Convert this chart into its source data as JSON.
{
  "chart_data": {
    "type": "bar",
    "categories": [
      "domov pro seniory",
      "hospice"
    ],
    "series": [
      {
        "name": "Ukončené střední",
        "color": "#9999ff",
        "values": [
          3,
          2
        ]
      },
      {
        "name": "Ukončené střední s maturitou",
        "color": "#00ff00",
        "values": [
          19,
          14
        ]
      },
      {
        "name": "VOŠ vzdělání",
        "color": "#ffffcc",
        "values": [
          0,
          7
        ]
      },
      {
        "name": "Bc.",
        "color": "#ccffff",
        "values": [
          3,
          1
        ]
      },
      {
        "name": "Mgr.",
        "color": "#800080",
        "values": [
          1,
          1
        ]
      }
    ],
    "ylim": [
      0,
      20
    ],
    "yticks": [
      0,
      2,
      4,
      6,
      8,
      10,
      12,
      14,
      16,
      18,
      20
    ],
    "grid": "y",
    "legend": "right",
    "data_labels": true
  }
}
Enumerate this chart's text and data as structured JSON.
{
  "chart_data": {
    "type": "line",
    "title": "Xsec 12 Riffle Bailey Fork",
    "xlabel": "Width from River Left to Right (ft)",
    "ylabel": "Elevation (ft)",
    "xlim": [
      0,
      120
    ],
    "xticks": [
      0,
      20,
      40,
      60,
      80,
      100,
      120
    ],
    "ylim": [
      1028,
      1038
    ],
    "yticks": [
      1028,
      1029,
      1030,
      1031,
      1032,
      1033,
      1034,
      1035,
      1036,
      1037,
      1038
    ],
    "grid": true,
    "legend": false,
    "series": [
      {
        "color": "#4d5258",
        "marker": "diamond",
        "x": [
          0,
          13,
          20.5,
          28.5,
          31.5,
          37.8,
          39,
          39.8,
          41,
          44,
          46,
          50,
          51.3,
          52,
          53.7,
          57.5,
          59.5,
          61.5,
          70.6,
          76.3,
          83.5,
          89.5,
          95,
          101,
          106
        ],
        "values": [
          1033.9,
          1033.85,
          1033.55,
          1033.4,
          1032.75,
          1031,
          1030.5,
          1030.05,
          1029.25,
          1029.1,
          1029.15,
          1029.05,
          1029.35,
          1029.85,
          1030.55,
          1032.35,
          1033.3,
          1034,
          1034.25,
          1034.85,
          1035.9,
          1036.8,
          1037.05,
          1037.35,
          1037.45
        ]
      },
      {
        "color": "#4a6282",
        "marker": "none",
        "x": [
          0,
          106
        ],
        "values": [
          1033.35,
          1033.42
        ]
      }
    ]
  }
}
========
Instructions to follow:
Set down all of the data above, word for word.

The result:
Convert this chart into its source data as JSON.
{
  "chart_data": {
    "type": "bar",
    "categories": [
      "domov pro seniory",
      "hospice"
    ],
    "series": [
      {
        "name": "Ukončené střední",
        "color": "#9999ff",
        "values": [
          3,
          2
        ]
      },
      {
        "name": "Ukončené střední s maturitou",
        "color": "#00ff00",
        "values": [
          19,
          14
        ]
      },
      {
        "name": "VOŠ vzdělání",
        "color": "#ffffcc",
        "values": [
          0,
          7
        ]
      },
      {
        "name": "Bc.",
        "color": "#ccffff",
        "values": [
          3,
          1
        ]
      },
      {
        "name": "Mgr.",
        "color": "#800080",
        "values": [
          1,
          1
        ]
      }
    ],
    "ylim": [
      0,
      20
    ],
    "yticks": [
      0,
      2,
      4,
      6,
      8,
      10,
      12,
      14,
      16,
      18,
      20
    ],
    "grid": "y",
    "legend": "right",
    "data_labels": true
  }
}
Enumerate this chart's text and data as structured JSON.
{
  "chart_data": {
    "type": "line",
    "title": "Xsec 12 Riffle Bailey Fork",
    "xlabel": "Width from River Left to Right (ft)",
    "ylabel": "Elevation (ft)",
    "xlim": [
      0,
      120
    ],
    "xticks": [
      0,
      20,
      40,
      60,
      80,
      100,
      120
    ],
    "ylim": [
      1028,
      1038
    ],
    "yticks": [
      1028,
      1029,
      1030,
      1031,
      1032,
      1033,
      1034,
      1035,
      1036,
      1037,
      1038
    ],
    "grid": true,
    "legend": false,
    "series": [
      {
        "color": "#4d5258",
        "marker": "diamond",
        "x": [
          0,
          13,
          20.5,
          28.5,
          31.5,
          37.8,
          39,
          39.8,
          41,
          44,
          46,
          50,
          51.3,
          52,
          53.7,
          57.5,
          59.5,
          61.5,
          70.6,
          76.3,
          83.5,
          89.5,
          95,
          101,
          106
        ],
        "values": [
          1033.9,
          1033.85,
          1033.55,
          1033.4,
          1032.75,
          1031,
          1030.5,
          1030.05,
          1029.25,
          1029.1,
          1029.15,
          1029.05,
          1029.35,
          1029.85,
          1030.55,
          1032.35,
          1033.3,
          1034,
          1034.25,
          1034.85,
          1035.9,
          1036.8,
          1037.05,
          1037.35,
          1037.45
        ]
      },
      {
        "color": "#4a6282",
        "marker": "none",
        "x": [
          0,
          106
        ],
        "values": [
          1033.35,
          1033.42
        ]
      }
    ]
  }
}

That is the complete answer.